# [TASK REQUIREMENTS]
Print everything from the top of the listing down to the line that contains "fit-curve-line xyxy=(103,15,697,413)", including both of those lines, without any changes.

# [TASK MATERIAL]
________________
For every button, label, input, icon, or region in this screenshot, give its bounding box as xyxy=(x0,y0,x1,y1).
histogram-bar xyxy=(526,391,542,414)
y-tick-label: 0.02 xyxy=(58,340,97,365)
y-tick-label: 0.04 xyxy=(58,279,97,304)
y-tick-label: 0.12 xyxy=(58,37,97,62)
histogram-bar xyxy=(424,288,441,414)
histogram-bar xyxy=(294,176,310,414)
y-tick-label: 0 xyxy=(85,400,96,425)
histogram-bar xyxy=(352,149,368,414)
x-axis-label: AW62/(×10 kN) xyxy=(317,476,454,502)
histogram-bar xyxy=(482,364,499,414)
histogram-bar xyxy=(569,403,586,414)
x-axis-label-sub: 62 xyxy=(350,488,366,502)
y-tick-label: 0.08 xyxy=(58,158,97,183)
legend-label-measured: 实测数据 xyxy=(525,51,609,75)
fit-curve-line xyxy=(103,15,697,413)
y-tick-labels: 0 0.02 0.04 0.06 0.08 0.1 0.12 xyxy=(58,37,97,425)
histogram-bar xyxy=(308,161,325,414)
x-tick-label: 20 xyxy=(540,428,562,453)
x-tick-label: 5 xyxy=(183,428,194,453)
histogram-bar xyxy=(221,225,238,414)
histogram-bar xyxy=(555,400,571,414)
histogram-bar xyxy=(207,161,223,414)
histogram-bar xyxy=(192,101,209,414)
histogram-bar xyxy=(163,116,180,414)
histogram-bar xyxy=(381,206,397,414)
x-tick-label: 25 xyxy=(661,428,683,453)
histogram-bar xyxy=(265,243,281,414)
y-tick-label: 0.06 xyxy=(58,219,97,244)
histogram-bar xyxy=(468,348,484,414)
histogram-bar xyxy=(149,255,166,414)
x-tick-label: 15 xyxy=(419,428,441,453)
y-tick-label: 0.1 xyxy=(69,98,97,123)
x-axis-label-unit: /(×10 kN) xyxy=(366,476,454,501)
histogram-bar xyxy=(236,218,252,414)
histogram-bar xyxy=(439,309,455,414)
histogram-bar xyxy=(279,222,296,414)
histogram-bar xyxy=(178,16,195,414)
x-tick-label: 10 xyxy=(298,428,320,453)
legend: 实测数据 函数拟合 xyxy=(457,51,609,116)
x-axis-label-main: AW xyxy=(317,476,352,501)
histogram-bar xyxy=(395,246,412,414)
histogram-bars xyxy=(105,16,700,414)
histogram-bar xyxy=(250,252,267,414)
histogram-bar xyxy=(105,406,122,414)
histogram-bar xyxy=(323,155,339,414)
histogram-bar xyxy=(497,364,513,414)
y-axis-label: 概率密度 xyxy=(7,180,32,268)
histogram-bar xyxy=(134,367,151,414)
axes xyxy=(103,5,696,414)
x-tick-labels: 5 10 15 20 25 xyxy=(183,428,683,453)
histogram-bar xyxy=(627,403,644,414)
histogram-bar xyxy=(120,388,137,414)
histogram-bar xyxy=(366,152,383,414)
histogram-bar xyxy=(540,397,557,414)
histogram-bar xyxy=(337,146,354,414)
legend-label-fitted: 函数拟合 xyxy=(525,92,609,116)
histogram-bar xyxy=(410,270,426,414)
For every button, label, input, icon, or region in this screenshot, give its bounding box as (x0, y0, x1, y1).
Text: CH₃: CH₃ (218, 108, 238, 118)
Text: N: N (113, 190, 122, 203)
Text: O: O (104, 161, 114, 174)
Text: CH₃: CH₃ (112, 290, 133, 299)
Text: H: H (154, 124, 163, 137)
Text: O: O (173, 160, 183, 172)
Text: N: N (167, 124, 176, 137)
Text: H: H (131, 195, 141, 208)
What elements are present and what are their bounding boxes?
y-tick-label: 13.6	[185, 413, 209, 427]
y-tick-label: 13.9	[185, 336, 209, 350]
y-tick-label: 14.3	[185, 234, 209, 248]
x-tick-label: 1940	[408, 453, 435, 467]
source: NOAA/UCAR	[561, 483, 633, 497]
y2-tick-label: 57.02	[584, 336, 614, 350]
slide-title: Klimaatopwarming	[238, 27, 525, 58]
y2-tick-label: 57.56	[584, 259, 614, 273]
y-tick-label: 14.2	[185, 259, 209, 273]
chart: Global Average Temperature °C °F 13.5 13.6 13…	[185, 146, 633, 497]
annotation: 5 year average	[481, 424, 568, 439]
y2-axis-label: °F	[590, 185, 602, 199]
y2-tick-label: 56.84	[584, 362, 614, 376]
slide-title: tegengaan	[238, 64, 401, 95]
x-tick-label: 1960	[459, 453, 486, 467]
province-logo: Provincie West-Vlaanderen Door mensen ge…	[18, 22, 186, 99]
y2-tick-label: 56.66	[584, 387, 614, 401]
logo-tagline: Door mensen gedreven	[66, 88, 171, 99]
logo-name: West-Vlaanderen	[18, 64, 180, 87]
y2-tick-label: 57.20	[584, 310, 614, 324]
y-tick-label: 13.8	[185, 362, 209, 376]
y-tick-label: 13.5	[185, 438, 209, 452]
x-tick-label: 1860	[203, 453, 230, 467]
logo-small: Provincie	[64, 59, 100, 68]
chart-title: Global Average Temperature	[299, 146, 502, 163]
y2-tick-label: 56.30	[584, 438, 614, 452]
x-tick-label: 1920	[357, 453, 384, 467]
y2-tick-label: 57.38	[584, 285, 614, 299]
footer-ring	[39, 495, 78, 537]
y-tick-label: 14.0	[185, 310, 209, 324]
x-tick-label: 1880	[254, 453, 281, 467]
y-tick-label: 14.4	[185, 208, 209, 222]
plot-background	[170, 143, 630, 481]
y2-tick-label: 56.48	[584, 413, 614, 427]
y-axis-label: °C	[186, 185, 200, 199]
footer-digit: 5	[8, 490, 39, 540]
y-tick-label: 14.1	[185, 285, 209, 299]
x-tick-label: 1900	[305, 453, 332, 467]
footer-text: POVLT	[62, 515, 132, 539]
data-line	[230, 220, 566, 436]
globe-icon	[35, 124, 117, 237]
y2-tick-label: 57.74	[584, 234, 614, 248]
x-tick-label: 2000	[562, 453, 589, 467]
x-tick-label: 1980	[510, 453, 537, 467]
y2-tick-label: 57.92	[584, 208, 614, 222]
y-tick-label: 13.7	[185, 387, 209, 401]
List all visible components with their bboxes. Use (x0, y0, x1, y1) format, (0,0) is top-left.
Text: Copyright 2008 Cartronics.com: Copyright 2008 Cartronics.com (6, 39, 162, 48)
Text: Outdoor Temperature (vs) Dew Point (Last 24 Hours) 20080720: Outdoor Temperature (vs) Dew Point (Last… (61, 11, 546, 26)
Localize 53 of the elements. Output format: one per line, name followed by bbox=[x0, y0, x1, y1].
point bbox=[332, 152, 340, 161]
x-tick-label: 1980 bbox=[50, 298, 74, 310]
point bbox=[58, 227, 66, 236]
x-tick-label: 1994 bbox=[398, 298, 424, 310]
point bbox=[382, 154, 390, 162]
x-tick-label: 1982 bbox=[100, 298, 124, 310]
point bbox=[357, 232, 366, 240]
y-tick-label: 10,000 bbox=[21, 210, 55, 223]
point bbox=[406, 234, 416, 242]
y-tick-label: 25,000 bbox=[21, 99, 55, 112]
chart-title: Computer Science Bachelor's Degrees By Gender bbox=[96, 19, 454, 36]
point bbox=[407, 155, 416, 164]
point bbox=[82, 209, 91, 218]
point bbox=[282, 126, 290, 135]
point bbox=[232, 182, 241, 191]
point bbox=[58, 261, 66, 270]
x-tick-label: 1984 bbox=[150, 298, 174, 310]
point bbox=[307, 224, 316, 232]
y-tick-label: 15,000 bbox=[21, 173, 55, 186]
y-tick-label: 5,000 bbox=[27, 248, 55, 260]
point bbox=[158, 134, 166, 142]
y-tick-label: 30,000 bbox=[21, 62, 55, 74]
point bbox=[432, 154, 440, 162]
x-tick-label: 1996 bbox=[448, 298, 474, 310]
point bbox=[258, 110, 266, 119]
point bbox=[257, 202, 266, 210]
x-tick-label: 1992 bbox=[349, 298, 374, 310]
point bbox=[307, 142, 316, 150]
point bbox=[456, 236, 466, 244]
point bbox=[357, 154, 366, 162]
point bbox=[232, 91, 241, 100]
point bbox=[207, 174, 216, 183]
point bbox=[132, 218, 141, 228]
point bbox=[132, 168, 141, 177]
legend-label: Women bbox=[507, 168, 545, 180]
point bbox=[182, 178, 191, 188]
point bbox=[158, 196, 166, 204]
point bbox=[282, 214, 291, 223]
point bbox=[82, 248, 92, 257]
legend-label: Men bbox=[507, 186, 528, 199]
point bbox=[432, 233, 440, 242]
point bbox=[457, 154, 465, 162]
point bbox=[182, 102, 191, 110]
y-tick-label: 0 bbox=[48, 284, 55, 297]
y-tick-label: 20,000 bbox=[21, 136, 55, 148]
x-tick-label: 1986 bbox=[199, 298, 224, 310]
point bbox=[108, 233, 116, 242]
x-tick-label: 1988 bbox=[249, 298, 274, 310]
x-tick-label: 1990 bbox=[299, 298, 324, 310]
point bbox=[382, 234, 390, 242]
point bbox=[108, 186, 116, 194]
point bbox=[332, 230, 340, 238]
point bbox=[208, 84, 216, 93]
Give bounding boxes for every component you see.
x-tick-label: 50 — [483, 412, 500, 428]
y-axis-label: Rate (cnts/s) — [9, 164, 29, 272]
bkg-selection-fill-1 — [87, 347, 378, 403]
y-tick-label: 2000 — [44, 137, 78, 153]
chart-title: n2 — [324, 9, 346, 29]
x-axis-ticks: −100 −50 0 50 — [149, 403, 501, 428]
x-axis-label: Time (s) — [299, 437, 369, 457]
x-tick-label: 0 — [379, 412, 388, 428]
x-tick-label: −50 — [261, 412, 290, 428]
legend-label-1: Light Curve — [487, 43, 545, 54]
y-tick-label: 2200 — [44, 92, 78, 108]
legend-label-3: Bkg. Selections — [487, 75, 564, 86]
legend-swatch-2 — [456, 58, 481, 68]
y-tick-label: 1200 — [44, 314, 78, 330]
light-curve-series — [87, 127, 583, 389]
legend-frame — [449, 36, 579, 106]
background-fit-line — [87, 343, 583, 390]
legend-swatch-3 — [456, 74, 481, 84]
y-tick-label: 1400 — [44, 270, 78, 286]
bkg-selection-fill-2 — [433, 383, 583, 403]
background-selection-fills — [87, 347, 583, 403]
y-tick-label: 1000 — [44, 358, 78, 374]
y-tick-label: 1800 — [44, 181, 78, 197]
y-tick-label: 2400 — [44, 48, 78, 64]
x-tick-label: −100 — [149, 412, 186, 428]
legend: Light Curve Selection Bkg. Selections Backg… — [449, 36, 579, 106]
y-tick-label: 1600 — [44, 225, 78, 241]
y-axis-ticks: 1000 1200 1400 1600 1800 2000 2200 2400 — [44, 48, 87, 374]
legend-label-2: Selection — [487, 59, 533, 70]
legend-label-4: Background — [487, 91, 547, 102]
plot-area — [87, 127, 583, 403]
________________
# [EXERCISE RESPONSE]
For every button, label, input, icon, or region in this screenshot, give its bounding box as xyxy=(x0,y0,x1,y1).
histogram-bar xyxy=(526,391,542,414)
y-tick-label: 0.02 xyxy=(58,340,97,365)
y-tick-label: 0.04 xyxy=(58,279,97,304)
y-tick-label: 0.12 xyxy=(58,37,97,62)
histogram-bar xyxy=(424,288,441,414)
histogram-bar xyxy=(294,176,310,414)
y-tick-label: 0 xyxy=(85,400,96,425)
histogram-bar xyxy=(352,149,368,414)
x-axis-label: AW62/(×10 kN) xyxy=(317,476,454,502)
histogram-bar xyxy=(482,364,499,414)
histogram-bar xyxy=(569,403,586,414)
x-axis-label-sub: 62 xyxy=(350,488,366,502)
y-tick-label: 0.08 xyxy=(58,158,97,183)
legend-label-measured: 实测数据 xyxy=(525,51,609,75)
fit-curve-line xyxy=(103,15,697,413)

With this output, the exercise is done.